(Stored records)
════════════════

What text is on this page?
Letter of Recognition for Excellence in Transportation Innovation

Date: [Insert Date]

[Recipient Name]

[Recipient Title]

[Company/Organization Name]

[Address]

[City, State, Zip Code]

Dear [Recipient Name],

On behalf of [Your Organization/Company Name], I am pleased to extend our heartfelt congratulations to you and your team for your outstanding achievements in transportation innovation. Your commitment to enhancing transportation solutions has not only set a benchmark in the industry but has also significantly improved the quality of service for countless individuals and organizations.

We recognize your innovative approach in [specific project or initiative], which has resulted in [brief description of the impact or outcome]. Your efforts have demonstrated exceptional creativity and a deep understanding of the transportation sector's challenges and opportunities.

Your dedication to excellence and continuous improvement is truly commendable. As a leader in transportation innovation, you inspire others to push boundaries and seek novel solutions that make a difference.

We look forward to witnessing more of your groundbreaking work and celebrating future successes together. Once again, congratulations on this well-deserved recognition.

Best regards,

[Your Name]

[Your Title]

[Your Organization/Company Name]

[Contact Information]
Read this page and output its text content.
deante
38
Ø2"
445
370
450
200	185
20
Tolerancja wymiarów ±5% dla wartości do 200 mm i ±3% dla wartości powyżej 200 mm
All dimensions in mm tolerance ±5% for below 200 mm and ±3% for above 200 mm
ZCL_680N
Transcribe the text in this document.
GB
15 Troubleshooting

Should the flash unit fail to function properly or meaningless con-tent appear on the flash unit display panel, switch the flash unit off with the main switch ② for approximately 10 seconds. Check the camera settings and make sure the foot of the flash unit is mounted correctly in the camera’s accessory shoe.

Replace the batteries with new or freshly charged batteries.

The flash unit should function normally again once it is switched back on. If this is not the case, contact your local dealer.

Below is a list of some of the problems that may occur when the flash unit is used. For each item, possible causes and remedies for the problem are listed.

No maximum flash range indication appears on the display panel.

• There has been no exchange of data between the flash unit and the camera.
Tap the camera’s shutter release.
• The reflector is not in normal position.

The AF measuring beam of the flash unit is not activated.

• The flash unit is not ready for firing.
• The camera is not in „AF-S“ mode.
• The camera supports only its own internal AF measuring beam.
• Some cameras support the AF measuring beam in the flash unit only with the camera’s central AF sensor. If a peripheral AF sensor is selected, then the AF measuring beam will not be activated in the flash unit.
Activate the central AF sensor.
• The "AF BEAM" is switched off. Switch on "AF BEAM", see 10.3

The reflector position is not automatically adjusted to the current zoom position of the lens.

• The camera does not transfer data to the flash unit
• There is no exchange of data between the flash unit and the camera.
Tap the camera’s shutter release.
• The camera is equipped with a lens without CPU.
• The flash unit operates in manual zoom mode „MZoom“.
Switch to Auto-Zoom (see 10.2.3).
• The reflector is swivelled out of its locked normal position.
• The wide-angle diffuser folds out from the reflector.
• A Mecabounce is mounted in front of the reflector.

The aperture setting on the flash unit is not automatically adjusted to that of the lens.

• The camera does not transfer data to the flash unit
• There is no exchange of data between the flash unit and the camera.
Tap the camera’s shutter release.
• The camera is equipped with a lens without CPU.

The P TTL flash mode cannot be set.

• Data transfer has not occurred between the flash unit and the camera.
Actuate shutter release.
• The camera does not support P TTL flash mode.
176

════════════════

▸ **Task brief**
Make an exact copy of every entry.

▸ **Output for this task**
What text is on this page?
Letter of Recognition for Excellence in Transportation Innovation

Date: [Insert Date]

[Recipient Name]

[Recipient Title]

[Company/Organization Name]

[Address]

[City, State, Zip Code]

Dear [Recipient Name],

On behalf of [Your Organization/Company Name], I am pleased to extend our heartfelt congratulations to you and your team for your outstanding achievements in transportation innovation. Your commitment to enhancing transportation solutions has not only set a benchmark in the industry but has also significantly improved the quality of service for countless individuals and organizations.

We recognize your innovative approach in [specific project or initiative], which has resulted in [brief description of the impact or outcome]. Your efforts have demonstrated exceptional creativity and a deep understanding of the transportation sector's challenges and opportunities.

Your dedication to excellence and continuous improvement is truly commendable. As a leader in transportation innovation, you inspire others to push boundaries and seek novel solutions that make a difference.

We look forward to witnessing more of your groundbreaking work and celebrating future successes together. Once again, congratulations on this well-deserved recognition.

Best regards,

[Your Name]

[Your Title]

[Your Organization/Company Name]

[Contact Information]
Read this page and output its text content.
deante
38
Ø2"
445
370
450
200	185
20
Tolerancja wymiarów ±5% dla wartości do 200 mm i ±3% dla wartości powyżej 200 mm
All dimensions in mm tolerance ±5% for below 200 mm and ±3% for above 200 mm
ZCL_680N
Transcribe the text in this document.
GB
15 Troubleshooting

Should the flash unit fail to function properly or meaningless con-tent appear on the flash unit display panel, switch the flash unit off with the main switch ② for approximately 10 seconds. Check the camera settings and make sure the foot of the flash unit is mounted correctly in the camera’s accessory shoe.

Replace the batteries with new or freshly charged batteries.

The flash unit should function normally again once it is switched back on. If this is not the case, contact your local dealer.

Below is a list of some of the problems that may occur when the flash unit is used. For each item, possible causes and remedies for the problem are listed.

No maximum flash range indication appears on the display panel.

• There has been no exchange of data between the flash unit and the camera.
Tap the camera’s shutter release.
• The reflector is not in normal position.

The AF measuring beam of the flash unit is not activated.

• The flash unit is not ready for firing.
• The camera is not in „AF-S“ mode.
• The camera supports only its own internal AF measuring beam.
• Some cameras support the AF measuring beam in the flash unit only with the camera’s central AF sensor. If a peripheral AF sensor is selected, then the AF measuring beam will not be activated in the flash unit.
Activate the central AF sensor.
• The "AF BEAM" is switched off. Switch on "AF BEAM", see 10.3

The reflector position is not automatically adjusted to the current zoom position of the lens.

• The camera does not transfer data to the flash unit
• There is no exchange of data between the flash unit and the camera.
Tap the camera’s shutter release.
• The camera is equipped with a lens without CPU.
• The flash unit operates in manual zoom mode „MZoom“.
Switch to Auto-Zoom (see 10.2.3).
• The reflector is swivelled out of its locked normal position.
• The wide-angle diffuser folds out from the reflector.
• A Mecabounce is mounted in front of the reflector.

The aperture setting on the flash unit is not automatically adjusted to that of the lens.

• The camera does not transfer data to the flash unit
• There is no exchange of data between the flash unit and the camera.
Tap the camera’s shutter release.
• The camera is equipped with a lens without CPU.

The P TTL flash mode cannot be set.

• Data transfer has not occurred between the flash unit and the camera.
Actuate shutter release.
• The camera does not support P TTL flash mode.
176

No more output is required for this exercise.